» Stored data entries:
────────────────

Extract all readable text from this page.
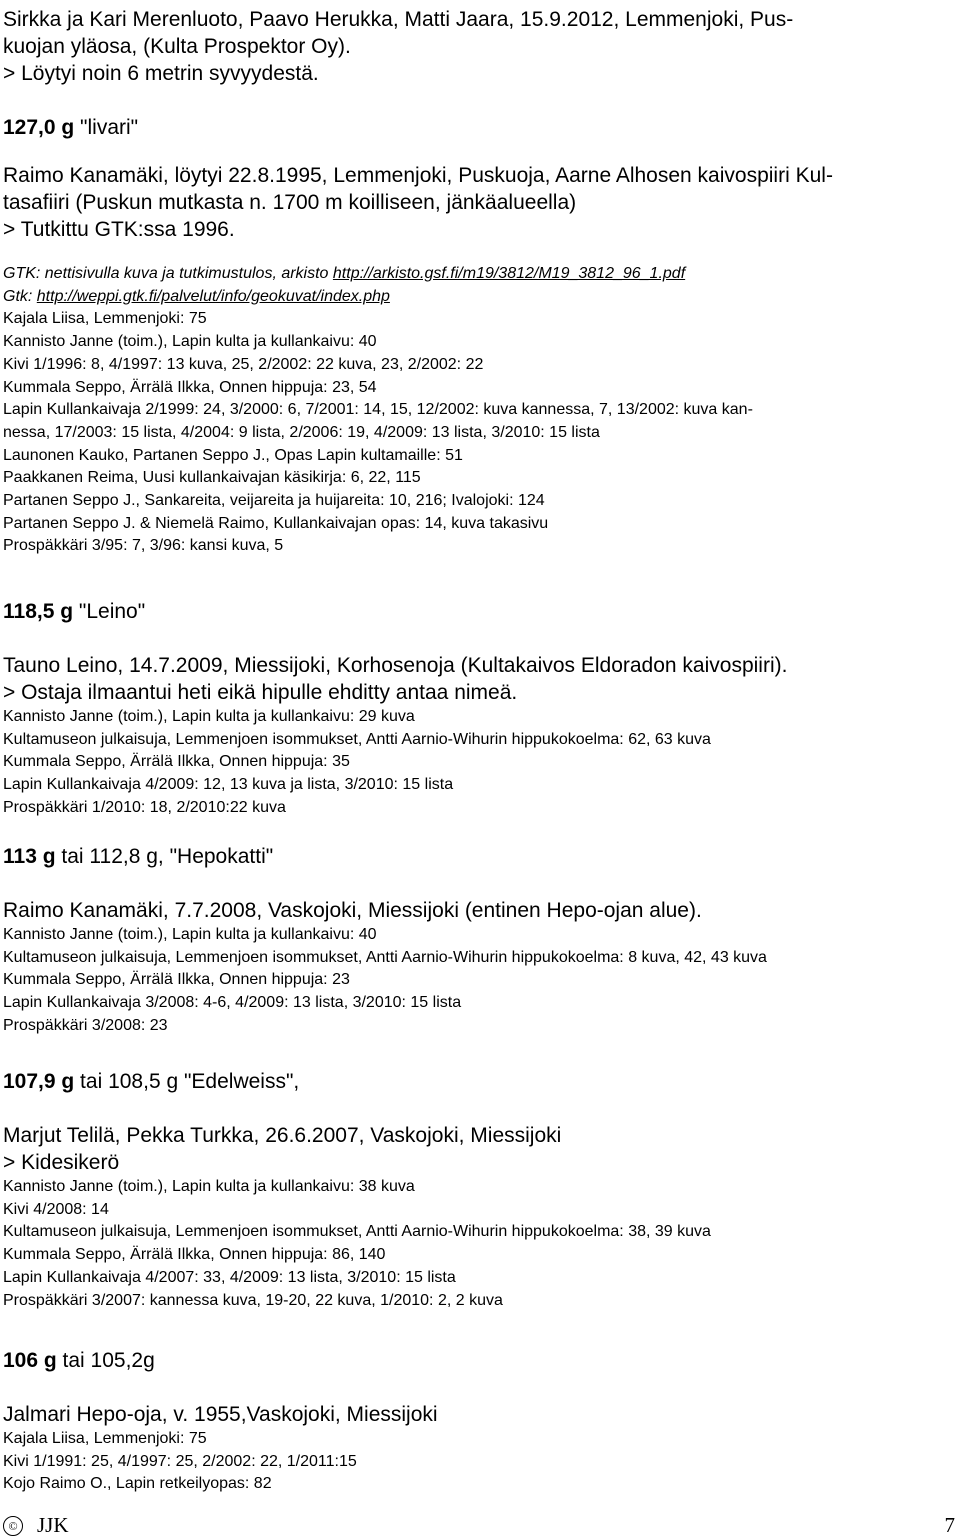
Sirkka ja Kari Merenluoto, Paavo Herukka, Matti Jaara, 15.9.2012, Lemmenjoki, Pus-

kuojan yläosa, (Kulta Prospektor Oy).

> Löytyi noin 6 metrin syvyydestä.

127,0 g "livari"

Raimo Kanamäki, löytyi 22.8.1995, Lemmenjoki, Puskuoja, Aarne Alhosen kaivospiiri Kul-

tasafiiri (Puskun mutkasta n. 1700 m koilliseen, jänkäalueella)

> Tutkittu GTK:ssa 1996.

GTK: nettisivulla kuva ja tutkimustulos, arkisto http://arkisto.gsf.fi/m19/3812/M19_3812_96_1.pdf

Gtk: http://weppi.gtk.fi/palvelut/info/geokuvat/index.php

Kajala Liisa, Lemmenjoki: 75

Kannisto Janne (toim.), Lapin kulta ja kullankaivu: 40

Kivi 1/1996: 8, 4/1997: 13 kuva, 25, 2/2002: 22 kuva, 23, 2/2002: 22

Kummala Seppo, Ärrälä Ilkka, Onnen hippuja: 23, 54

Lapin Kullankaivaja 2/1999: 24, 3/2000: 6, 7/2001: 14, 15, 12/2002: kuva kannessa, 7, 13/2002: kuva kan-

nessa, 17/2003: 15 lista, 4/2004: 9 lista, 2/2006: 19, 4/2009: 13 lista, 3/2010: 15 lista

Launonen Kauko, Partanen Seppo J., Opas Lapin kultamaille: 51

Paakkanen Reima, Uusi kullankaivajan käsikirja: 6, 22, 115

Partanen Seppo J., Sankareita, veijareita ja huijareita: 10, 216; Ivalojoki: 124

Partanen Seppo J. & Niemelä Raimo, Kullankaivajan opas: 14, kuva takasivu

Prospäkkäri 3/95: 7, 3/96: kansi kuva, 5

118,5 g "Leino"

Tauno Leino, 14.7.2009, Miessijoki, Korhosenoja (Kultakaivos Eldoradon kaivospiiri).

> Ostaja ilmaantui heti eikä hipulle ehditty antaa nimeä.

Kannisto Janne (toim.), Lapin kulta ja kullankaivu: 29 kuva

Kultamuseon julkaisuja, Lemmenjoen isommukset, Antti Aarnio-Wihurin hippukokoelma: 62, 63 kuva

Kummala Seppo, Ärrälä Ilkka, Onnen hippuja: 35

Lapin Kullankaivaja 4/2009: 12, 13 kuva ja lista, 3/2010: 15 lista

Prospäkkäri 1/2010: 18, 2/2010:22 kuva

113 g tai 112,8 g, "Hepokatti"

Raimo Kanamäki, 7.7.2008, Vaskojoki, Miessijoki (entinen Hepo-ojan alue).

Kannisto Janne (toim.), Lapin kulta ja kullankaivu: 40

Kultamuseon julkaisuja, Lemmenjoen isommukset, Antti Aarnio-Wihurin hippukokoelma: 8 kuva, 42, 43 kuva

Kummala Seppo, Ärrälä Ilkka, Onnen hippuja: 23

Lapin Kullankaivaja 3/2008: 4-6, 4/2009: 13 lista, 3/2010: 15 lista

Prospäkkäri 3/2008: 23

107,9 g tai 108,5 g "Edelweiss",

Marjut Telilä, Pekka Turkka, 26.6.2007, Vaskojoki, Miessijoki

> Kidesikerö

Kannisto Janne (toim.), Lapin kulta ja kullankaivu: 38 kuva

Kivi 4/2008: 14

Kultamuseon julkaisuja, Lemmenjoen isommukset, Antti Aarnio-Wihurin hippukokoelma: 38, 39 kuva

Kummala Seppo, Ärrälä Ilkka, Onnen hippuja: 86, 140

Lapin Kullankaivaja 4/2007: 33, 4/2009: 13 lista, 3/2010: 15 lista

Prospäkkäri 3/2007: kannessa kuva, 19-20, 22 kuva, 1/2010: 2, 2 kuva

106 g tai 105,2g

Jalmari Hepo-oja, v. 1955,Vaskojoki, Miessijoki

Kajala Liisa, Lemmenjoki: 75

Kivi 1/1991: 25, 4/1997: 25, 2/2002: 22, 1/2011:15

Kojo Raimo O., Lapin retkeilyopas: 82

© JJK	7
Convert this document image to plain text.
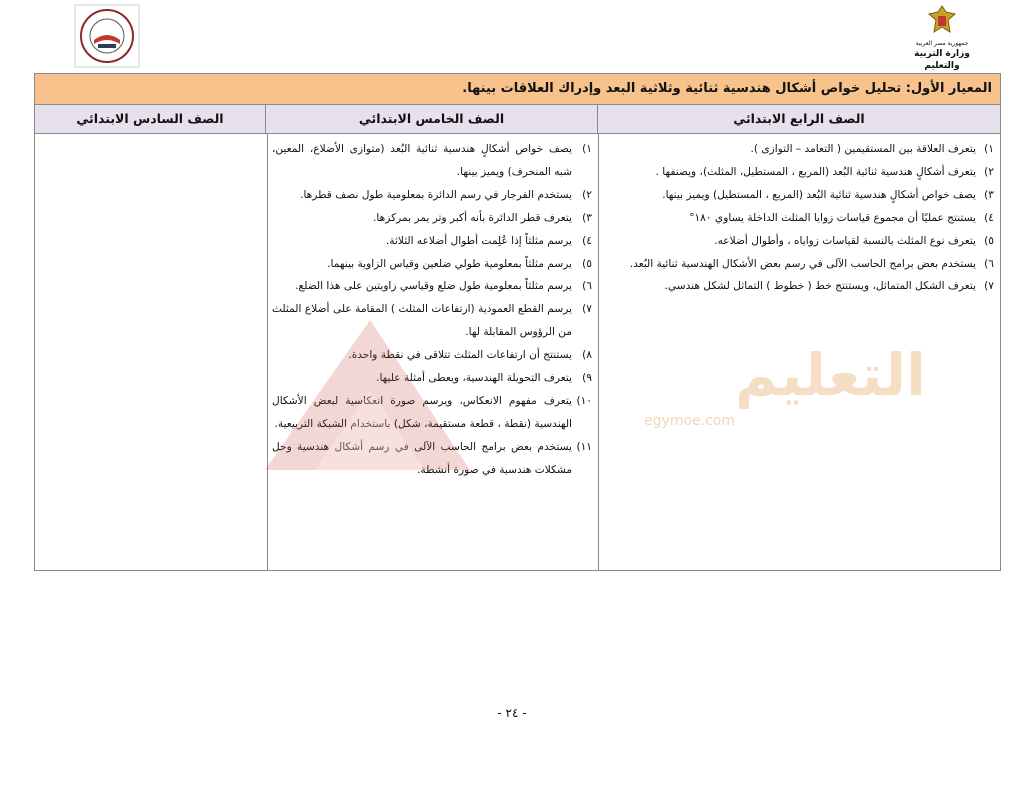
جمهورية مصر العربية
وزارة التربية والتعليم
المعيار الأول: تحليل خواص أشكال هندسية ثنائية وثلاثية البعد وإدراك العلاقات بينها.
الصف الرابع الابتدائي
الصف الخامس الابتدائي
الصف السادس الابتدائي
١)
يتعرف العلاقة بين المستقيمين ( التعامد – التوازى ).
٢)
يتعرف أشكالٍ هندسية ثنائية البُعد (المربع ، المستطيل، المثلث)، ويصنفها .
٣)
يصف خواص أشكالٍ هندسية ثنائية البُعد (المربع ، المستطيل) ويميز بينها.
٤)
يستنتج عمليًا أن مجموع قياسات زوايا المثلث الداخلة يساوي ١٨٠°
٥)
يتعرف نوع المثلث بالنسبة لقياسات زواياه ، وأطوال أضلاعه.
٦)
يستخدم بعض برامج الحاسب الآلى في رسم بعض الأشكال الهندسية ثنائية البُعد.
٧)
يتعرف الشكل المتماثل، ويستنتج خط ( خطوط ) التماثل لشكل هندسي.
١)
يصف خواص أشكالٍ هندسية ثنائية البُعد (متوازى الأضلاع، المعين، شبه المنحرف) ويميز بينها.
٢)
يستخدم الفرجار في رسم الدائرة بمعلومية طول نصف قطرها.
٣)
يتعرف قطر الدائرة بأنه أكبر وتر يمر بمركزها.
٤)
يرسم مثلثاً إذا عُلِمت أطوال أضلاعه الثلاثة.
٥)
يرسم مثلثاً بمعلومية طولي ضلعين وقياس الزاوية بينهما.
٦)
يرسم مثلثاً بمعلومية طول ضلع وقياسي زاويتين على هذا الضلع.
٧)
يرسم القطع العمودية (ارتفاعات المثلث ) المقامة على أضلاع المثلث من الرؤوس المقابلة لها.
٨)
يستنتج أن ارتفاعات المثلث تتلاقى في نقطة واحدة.
٩)
يتعرف التحويلة الهندسية، ويعطى أمثلة عليها.
١٠)
يتعرف مفهوم الانعكاس، ويرسم صورة انعكاسية لبعض الأشكال الهندسية (نقطة ، قطعة مستقيمة، شكل) باستخدام الشبكة التربيعية.
١١)
يستخدم بعض برامج الحاسب الآلى في رسم أشكال هندسية وحل مشكلات هندسية في صورة أنشطة.
التعليم
egymoe.com
- ٢٤ -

────────────────

» The task: Which lines hold the string "Leino"? List them all.

» Answer to the task:
118,5 g "Leino"
Tauno Leino, 14.7.2009, Miessijoki, Korhosenoja (Kultakaivos Eldoradon kaivospiiri).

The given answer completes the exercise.